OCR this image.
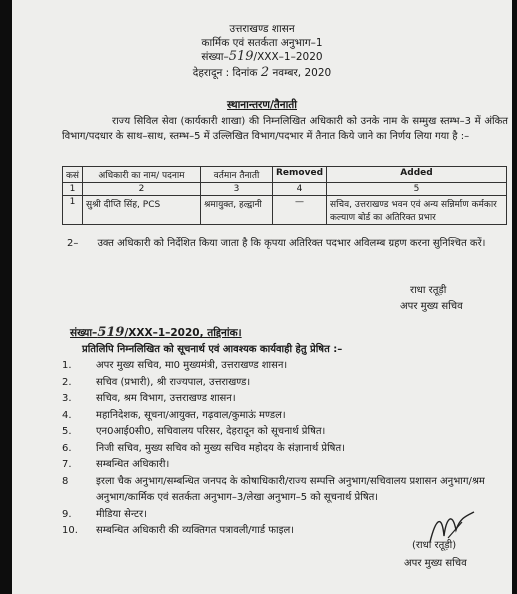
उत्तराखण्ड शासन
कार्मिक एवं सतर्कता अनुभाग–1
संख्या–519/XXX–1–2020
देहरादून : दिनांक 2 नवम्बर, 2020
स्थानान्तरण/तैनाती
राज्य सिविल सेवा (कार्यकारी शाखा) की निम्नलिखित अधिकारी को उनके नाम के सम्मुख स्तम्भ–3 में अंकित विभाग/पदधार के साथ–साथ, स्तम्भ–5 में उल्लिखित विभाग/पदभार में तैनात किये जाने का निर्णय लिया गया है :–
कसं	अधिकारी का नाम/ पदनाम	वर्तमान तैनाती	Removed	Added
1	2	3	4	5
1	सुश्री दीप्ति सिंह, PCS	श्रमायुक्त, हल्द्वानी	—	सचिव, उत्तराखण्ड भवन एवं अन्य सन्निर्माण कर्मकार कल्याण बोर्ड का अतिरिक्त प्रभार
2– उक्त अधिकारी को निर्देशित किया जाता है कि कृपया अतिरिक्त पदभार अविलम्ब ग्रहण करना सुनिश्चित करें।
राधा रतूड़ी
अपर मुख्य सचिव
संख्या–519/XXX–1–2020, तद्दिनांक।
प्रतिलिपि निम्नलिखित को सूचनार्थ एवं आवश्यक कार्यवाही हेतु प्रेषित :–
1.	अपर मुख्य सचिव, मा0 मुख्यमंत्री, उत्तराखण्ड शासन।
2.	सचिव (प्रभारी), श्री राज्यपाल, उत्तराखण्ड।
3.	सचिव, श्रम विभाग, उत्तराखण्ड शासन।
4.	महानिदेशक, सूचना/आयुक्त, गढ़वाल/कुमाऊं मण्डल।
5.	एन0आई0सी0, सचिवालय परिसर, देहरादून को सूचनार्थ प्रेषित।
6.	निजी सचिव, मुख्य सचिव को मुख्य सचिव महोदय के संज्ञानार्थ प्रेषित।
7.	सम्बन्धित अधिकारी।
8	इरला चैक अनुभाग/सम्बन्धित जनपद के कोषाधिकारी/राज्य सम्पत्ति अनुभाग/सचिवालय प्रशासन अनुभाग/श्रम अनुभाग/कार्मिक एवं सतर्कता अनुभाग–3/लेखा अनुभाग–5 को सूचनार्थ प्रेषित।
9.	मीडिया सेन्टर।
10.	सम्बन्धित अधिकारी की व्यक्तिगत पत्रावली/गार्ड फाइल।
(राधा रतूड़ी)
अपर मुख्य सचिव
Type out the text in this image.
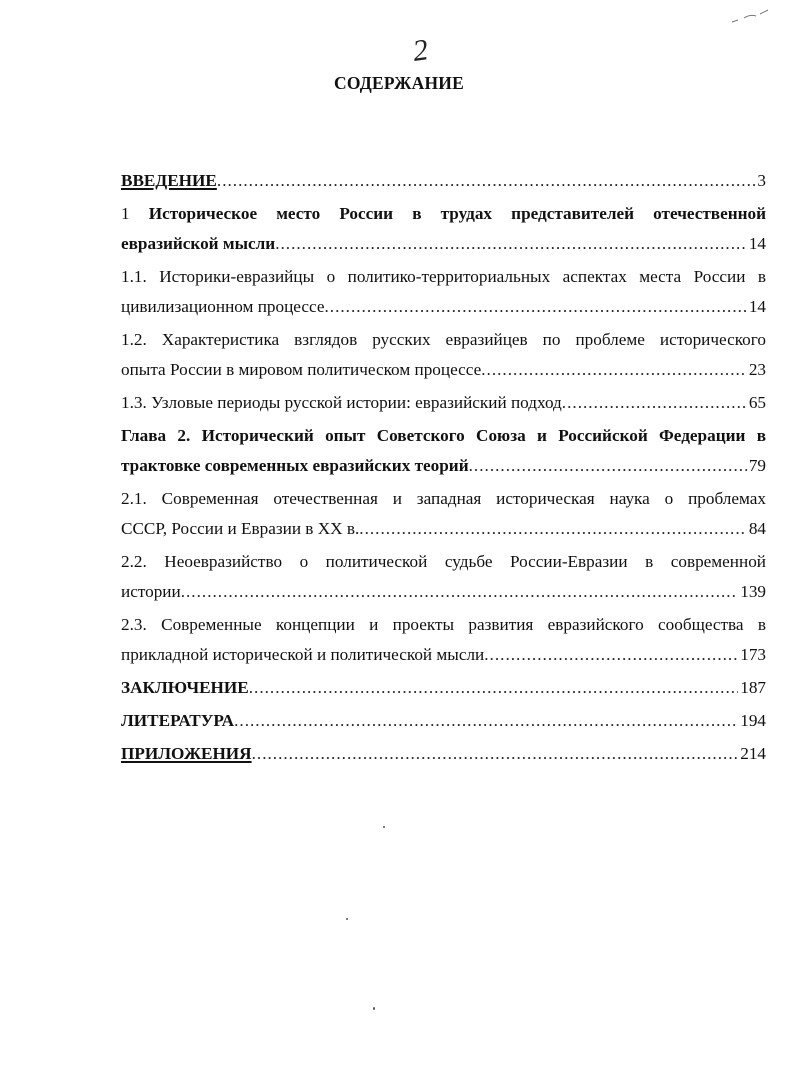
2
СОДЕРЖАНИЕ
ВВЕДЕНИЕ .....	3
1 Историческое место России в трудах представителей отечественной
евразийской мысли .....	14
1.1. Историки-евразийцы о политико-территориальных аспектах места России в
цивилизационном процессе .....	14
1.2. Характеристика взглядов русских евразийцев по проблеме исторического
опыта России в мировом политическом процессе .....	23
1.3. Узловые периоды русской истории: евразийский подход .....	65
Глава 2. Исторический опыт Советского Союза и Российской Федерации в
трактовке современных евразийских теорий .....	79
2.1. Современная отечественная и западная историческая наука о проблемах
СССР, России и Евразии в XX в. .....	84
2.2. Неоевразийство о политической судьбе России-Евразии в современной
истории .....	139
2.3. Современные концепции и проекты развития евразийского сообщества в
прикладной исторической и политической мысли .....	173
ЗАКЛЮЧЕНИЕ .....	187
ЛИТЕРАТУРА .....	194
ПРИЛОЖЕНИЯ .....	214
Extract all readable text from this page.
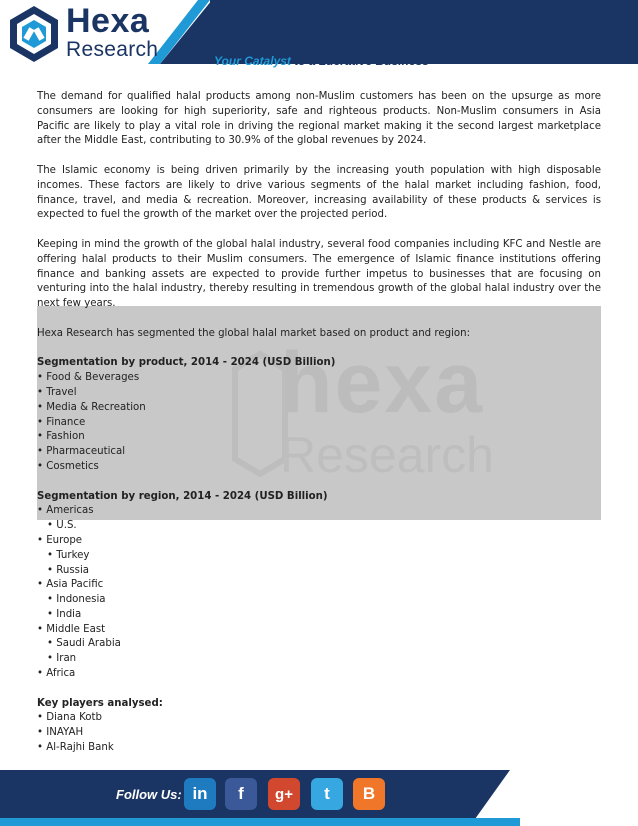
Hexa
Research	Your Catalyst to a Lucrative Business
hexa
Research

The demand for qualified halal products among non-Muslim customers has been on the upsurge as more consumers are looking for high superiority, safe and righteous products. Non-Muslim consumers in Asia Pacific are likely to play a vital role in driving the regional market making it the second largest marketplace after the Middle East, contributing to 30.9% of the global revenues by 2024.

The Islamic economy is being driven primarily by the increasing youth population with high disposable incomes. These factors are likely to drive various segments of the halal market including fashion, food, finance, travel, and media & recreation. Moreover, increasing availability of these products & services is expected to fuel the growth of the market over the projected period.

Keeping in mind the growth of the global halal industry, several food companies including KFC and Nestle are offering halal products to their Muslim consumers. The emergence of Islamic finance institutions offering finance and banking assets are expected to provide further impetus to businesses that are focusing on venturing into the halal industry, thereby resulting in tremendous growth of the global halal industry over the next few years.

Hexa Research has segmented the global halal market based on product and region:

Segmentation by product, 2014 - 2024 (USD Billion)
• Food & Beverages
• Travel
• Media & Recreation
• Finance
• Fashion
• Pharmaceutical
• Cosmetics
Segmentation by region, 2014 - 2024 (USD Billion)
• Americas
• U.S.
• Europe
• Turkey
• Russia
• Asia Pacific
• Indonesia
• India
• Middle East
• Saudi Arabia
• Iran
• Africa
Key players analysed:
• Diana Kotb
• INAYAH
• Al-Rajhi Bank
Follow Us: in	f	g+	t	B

WORK INSTRUCTIONS:
Return each line in the records that holds the string "Research".

SOLUTION TO THE PROBLEM:
Research	Your Catalyst to a Lucrative Business
Research
Hexa Research has segmented the global halal market based on product and region:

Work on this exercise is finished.